:: MATERIAL FOR THIS EXERCISE ::

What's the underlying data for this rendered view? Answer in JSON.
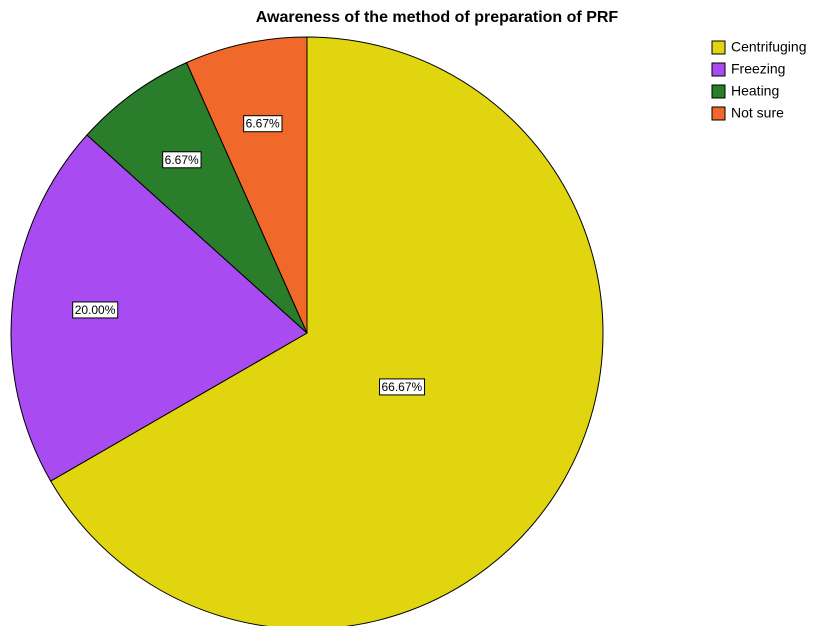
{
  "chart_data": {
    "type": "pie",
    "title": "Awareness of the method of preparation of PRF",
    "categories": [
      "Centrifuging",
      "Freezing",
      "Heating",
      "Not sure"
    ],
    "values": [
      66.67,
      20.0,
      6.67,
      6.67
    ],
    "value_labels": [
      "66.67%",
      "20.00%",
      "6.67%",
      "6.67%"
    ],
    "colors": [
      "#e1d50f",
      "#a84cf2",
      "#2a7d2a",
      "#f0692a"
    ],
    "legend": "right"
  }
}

:::

AIM OF THE EXERCISE
Every record above should be written out again exactly; the pictures stay out of the copy.

RESULT OF THIS EXERCISE
What's the underlying data for this rendered view? Answer in JSON.
{
  "chart_data": {
    "type": "pie",
    "title": "Awareness of the method of preparation of PRF",
    "categories": [
      "Centrifuging",
      "Freezing",
      "Heating",
      "Not sure"
    ],
    "values": [
      66.67,
      20.0,
      6.67,
      6.67
    ],
    "value_labels": [
      "66.67%",
      "20.00%",
      "6.67%",
      "6.67%"
    ],
    "colors": [
      "#e1d50f",
      "#a84cf2",
      "#2a7d2a",
      "#f0692a"
    ],
    "legend": "right"
  }
}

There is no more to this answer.